(Extracted records)
§

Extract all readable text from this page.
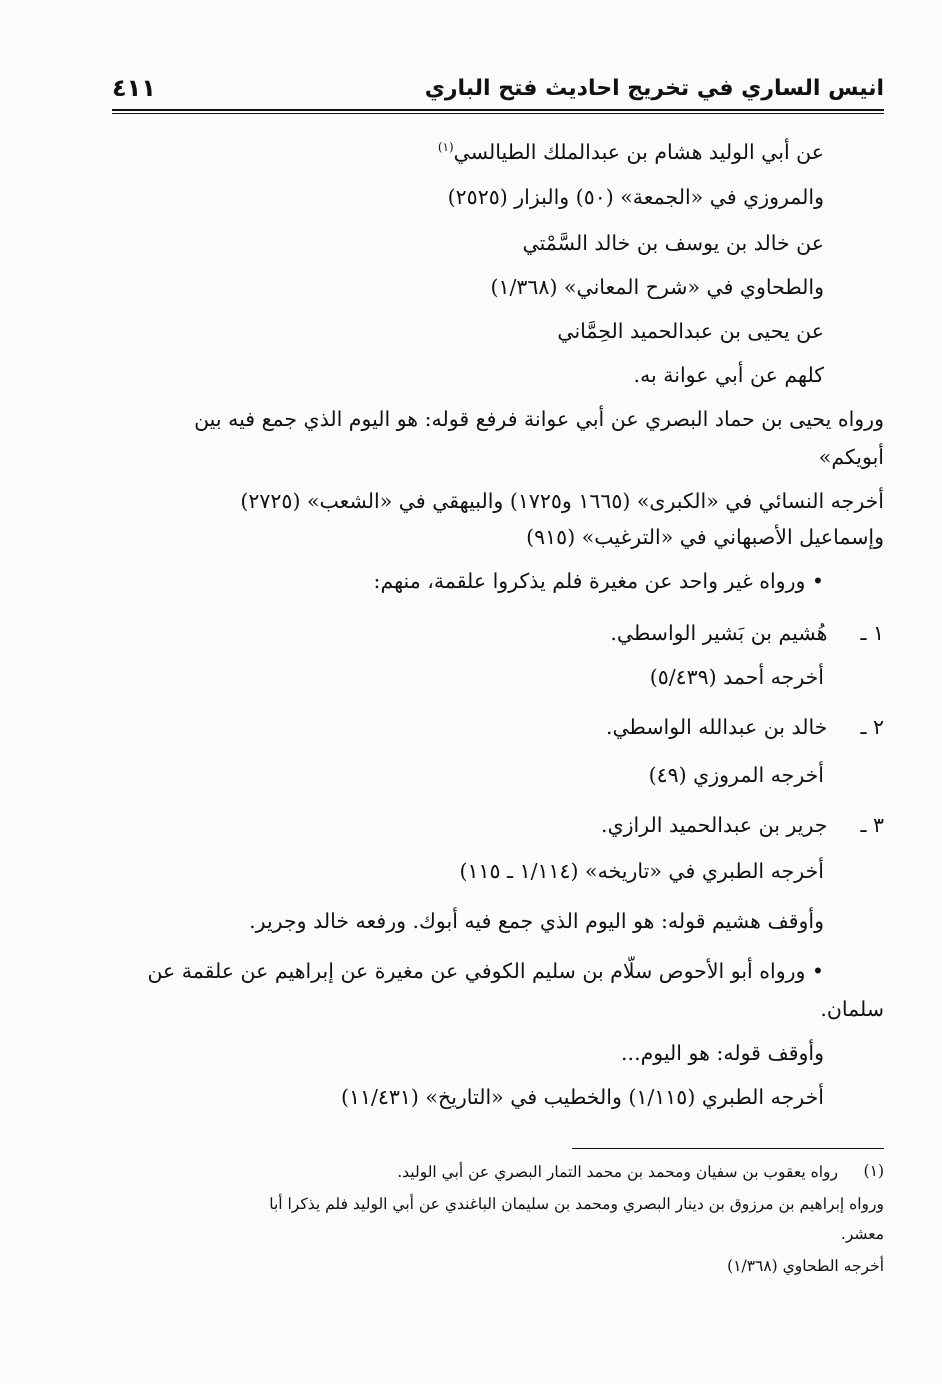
انيس الساري في تخريج احاديث فتح الباري
٤١١
عن أبي الوليد هشام بن عبدالملك الطيالسي$^{(١)}$
والمروزي في «الجمعة» (٥٠) والبزار (٢٥٢٥)
عن خالد بن يوسف بن خالد السَّمْتي
والطحاوي في «شرح المعاني» (١/٣٦٨)
عن يحيى بن عبدالحميد الحِمَّاني
كلهم عن أبي عوانة به.
ورواه يحيى بن حماد البصري عن أبي عوانة فرفع قوله: هو اليوم الذي جمع فيه بين
أبويكم»
أخرجه النسائي في «الكبرى» (١٦٦٥ و١٧٢٥) والبيهقي في «الشعب» (٢٧٢٥)
وإسماعيل الأصبهاني في «الترغيب» (٩١٥)
• ورواه غير واحد عن مغيرة فلم يذكروا علقمة، منهم:
١ ـ هُشيم بن بَشير الواسطي.
أخرجه أحمد (٥/٤٣٩)
٢ ـ خالد بن عبدالله الواسطي.
أخرجه المروزي (٤٩)
٣ ـ جرير بن عبدالحميد الرازي.
أخرجه الطبري في «تاريخه» (١/١١٤ ـ ١١٥)
وأوقف هشيم قوله: هو اليوم الذي جمع فيه أبوك. ورفعه خالد وجرير.
• ورواه أبو الأحوص سلّام بن سليم الكوفي عن مغيرة عن إبراهيم عن علقمة عن
سلمان.
وأوقف قوله: هو اليوم...
أخرجه الطبري (١/١١٥) والخطيب في «التاريخ» (١١/٤٣١)
(١)
رواه يعقوب بن سفيان ومحمد بن محمد التمار البصري عن أبي الوليد.
ورواه إبراهيم بن مرزوق بن دينار البصري ومحمد بن سليمان الباغندي عن أبي الوليد فلم يذكرا أبا
معشر.
أخرجه الطحاوي (١/٣٦٨)
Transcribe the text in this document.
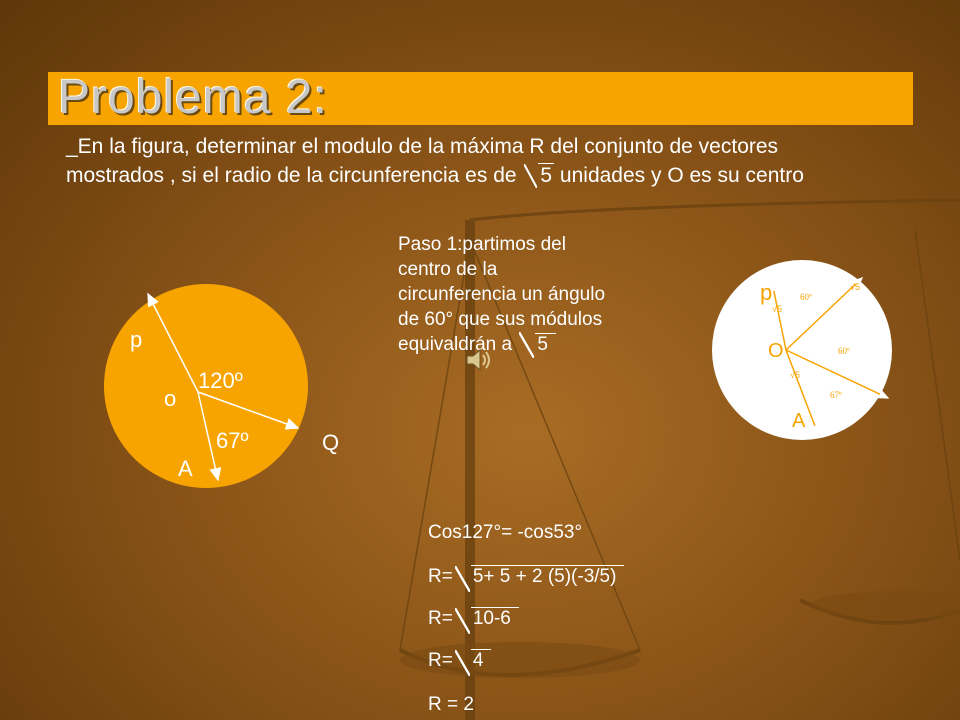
Problema 2:
_En la figura, determinar el modulo de la máxima R del conjunto de vectores
mostrados , si el radio de la circunferencia es de 5 unidades y O es su centro
p
o
120º
67º
A
Q
Paso 1:partimos del centro de la circunferencia un ángulo de 60° que sus módulos equivaldrán a 5
p
O
A
60º
60º
67º
√5
√5
√5
Cos127°= -cos53°
R= 5+ 5 + 2 (5)(-3/5)
R= 10-6
R= 4
R = 2
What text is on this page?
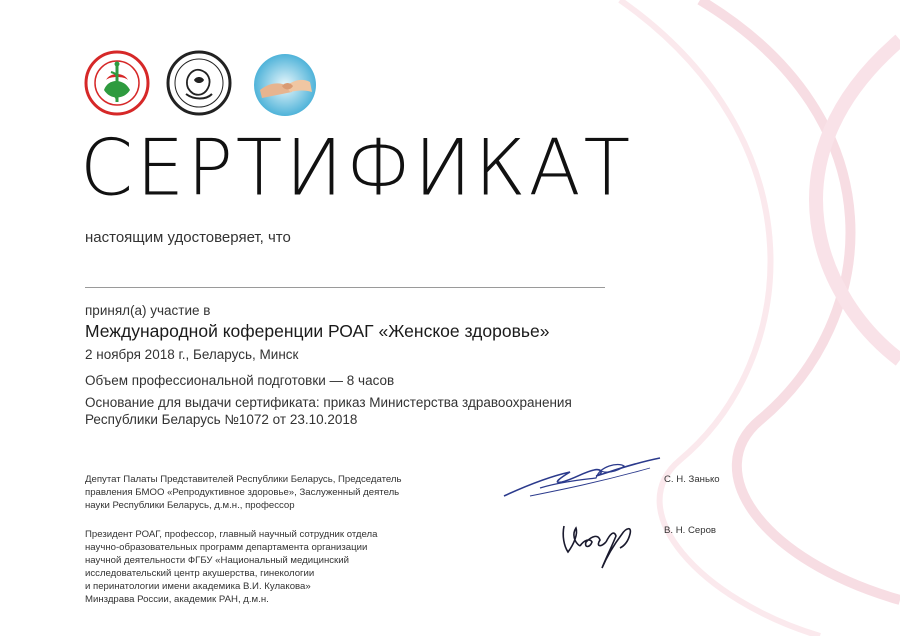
СЕРТИФИКАТ
настоящим удостоверяет, что
принял(а) участие в
Международной коференции РОАГ «Женское здоровье»
2 ноября 2018 г., Беларусь, Минск
Объем профессиональной подготовки — 8 часов

Основание для выдачи сертификата: приказ Министерства здравоохранения

Республики Беларусь №1072 от 23.10.2018

Депутат Палаты Представителей Республики Беларусь, Председатель

правления БМОО «Репродуктивное здоровье», Заслуженный деятель

науки Республики Беларусь, д.м.н., профессор

С. Н. Занько

Президент РОАГ, профессор, главный научный сотрудник отдела

научно-образовательных программ департамента организации

научной деятельности ФГБУ «Национальный медицинский

исследовательский центр акушерства, гинекологии

и перинатологии имени академика В.И. Кулакова»

Минздрава России, академик РАН, д.м.н.

В. Н. Серов
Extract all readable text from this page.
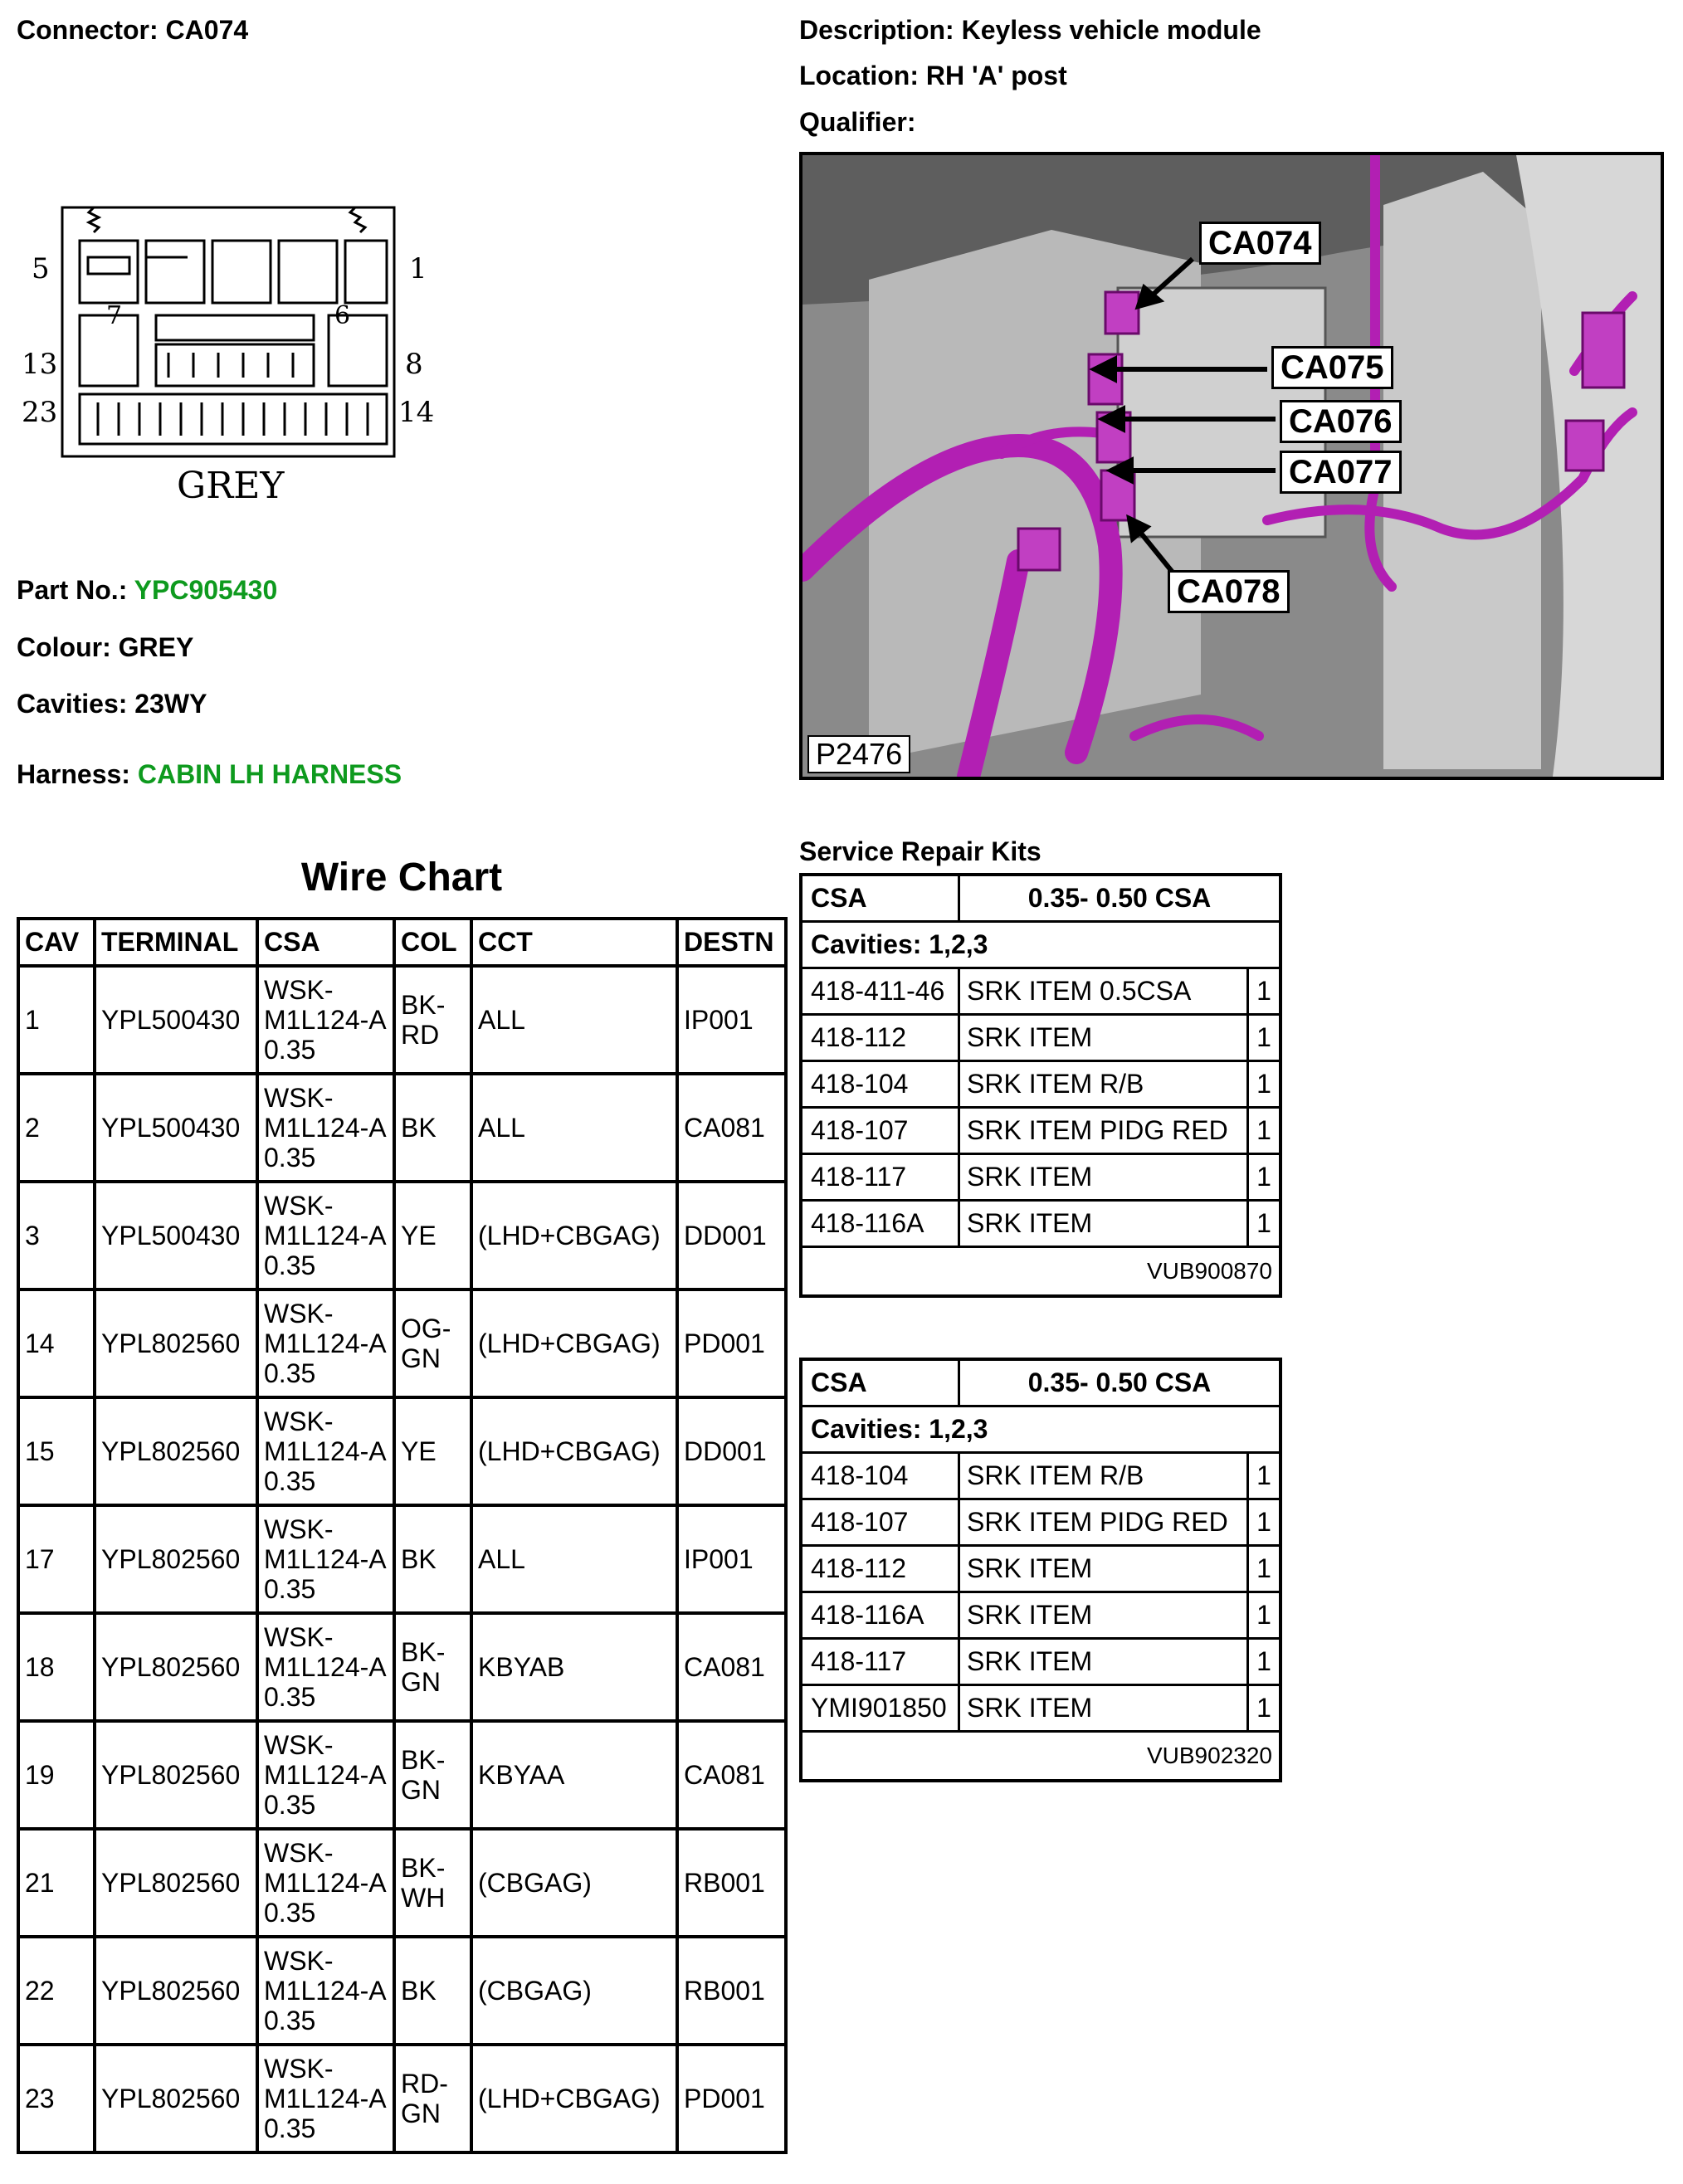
Connector: CA074	Description: Keyless vehicle module
Location: RH 'A' post
Qualifier:
5	1
7	6
13	8
23	14
GREY
Part No.: YPC905430
Colour: GREY
Cavities: 23WY
Harness: CABIN LH HARNESS
CA074
CA075
CA076
CA077
CA078
P2476
Wire Chart
CAV	TERMINAL	CSA	COL	CCT	DESTN
1	YPL500430	WSK-M1L124-A 0.35	BK-RD	ALL	IP001
2	YPL500430	WSK-M1L124-A 0.35	BK	ALL	CA081
3	YPL500430	WSK-M1L124-A 0.35	YE	(LHD+CBGAG)	DD001
14	YPL802560	WSK-M1L124-A 0.35	OG-GN	(LHD+CBGAG)	PD001
15	YPL802560	WSK-M1L124-A 0.35	YE	(LHD+CBGAG)	DD001
17	YPL802560	WSK-M1L124-A 0.35	BK	ALL	IP001
18	YPL802560	WSK-M1L124-A 0.35	BK-GN	KBYAB	CA081
19	YPL802560	WSK-M1L124-A 0.35	BK-GN	KBYAA	CA081
21	YPL802560	WSK-M1L124-A 0.35	BK-WH	(CBGAG)	RB001
22	YPL802560	WSK-M1L124-A 0.35	BK	(CBGAG)	RB001
23	YPL802560	WSK-M1L124-A 0.35	RD-GN	(LHD+CBGAG)	PD001
Service Repair Kits
CSA	0.35- 0.50 CSA
Cavities: 1,2,3
418-411-46 SRK ITEM 0.5CSA	1
418-112	SRK ITEM	1
418-104	SRK ITEM R/B	1
418-107	SRK ITEM PIDG RED	1
418-117	SRK ITEM	1
418-116A	SRK ITEM	1
VUB900870
CSA	0.35- 0.50 CSA
Cavities: 1,2,3
418-104	SRK ITEM R/B	1
418-107	SRK ITEM PIDG RED	1
418-112	SRK ITEM	1
418-116A	SRK ITEM	1
418-117	SRK ITEM	1
YMI901850 SRK ITEM	1
VUB902320
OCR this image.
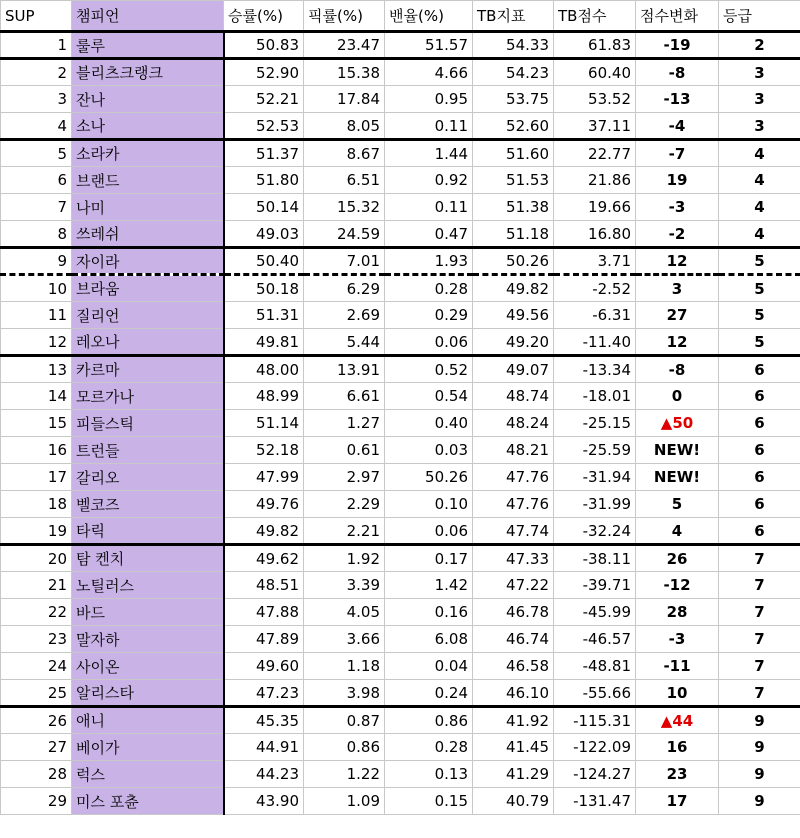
SUP	챔피언	승률(%)	픽률(%)	밴율(%)	TB지표	TB점수	점수변화	등급
1	룰루	50.83	23.47	51.57	54.33	61.83	-19	2
2	블리츠크랭크	52.90	15.38	4.66	54.23	60.40	-8	3
3	잔나	52.21	17.84	0.95	53.75	53.52	-13	3
4	소나	52.53	8.05	0.11	52.60	37.11	-4	3
5	소라카	51.37	8.67	1.44	51.60	22.77	-7	4
6	브랜드	51.80	6.51	0.92	51.53	21.86	19	4
7	나미	50.14	15.32	0.11	51.38	19.66	-3	4
8	쓰레쉬	49.03	24.59	0.47	51.18	16.80	-2	4
9	자이라	50.40	7.01	1.93	50.26	3.71	12	5
10	브라움	50.18	6.29	0.28	49.82	-2.52	3	5
11	질리언	51.31	2.69	0.29	49.56	-6.31	27	5
12	레오나	49.81	5.44	0.06	49.20	-11.40	12	5
13	카르마	48.00	13.91	0.52	49.07	-13.34	-8	6
14	모르가나	48.99	6.61	0.54	48.74	-18.01	0	6
15	피들스틱	51.14	1.27	0.40	48.24	-25.15	▲50	6
16	트런들	52.18	0.61	0.03	48.21	-25.59	NEW!	6
17	갈리오	47.99	2.97	50.26	47.76	-31.94	NEW!	6
18	벨코즈	49.76	2.29	0.10	47.76	-31.99	5	6
19	타릭	49.82	2.21	0.06	47.74	-32.24	4	6
20	탐 켄치	49.62	1.92	0.17	47.33	-38.11	26	7
21	노틸러스	48.51	3.39	1.42	47.22	-39.71	-12	7
22	바드	47.88	4.05	0.16	46.78	-45.99	28	7
23	말자하	47.89	3.66	6.08	46.74	-46.57	-3	7
24	사이온	49.60	1.18	0.04	46.58	-48.81	-11	7
25	알리스타	47.23	3.98	0.24	46.10	-55.66	10	7
26	애니	45.35	0.87	0.86	41.92	-115.31	▲44	9
27	베이가	44.91	0.86	0.28	41.45	-122.09	16	9
28	럭스	44.23	1.22	0.13	41.29	-124.27	23	9
29	미스 포츈	43.90	1.09	0.15	40.79	-131.47	17	9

§

Using the records above, pull out each line where the word "الواسطي" occurs.

١ ـ هُشيم بن بَشير الواسطي.
٢ ـ خالد بن عبدالله الواسطي.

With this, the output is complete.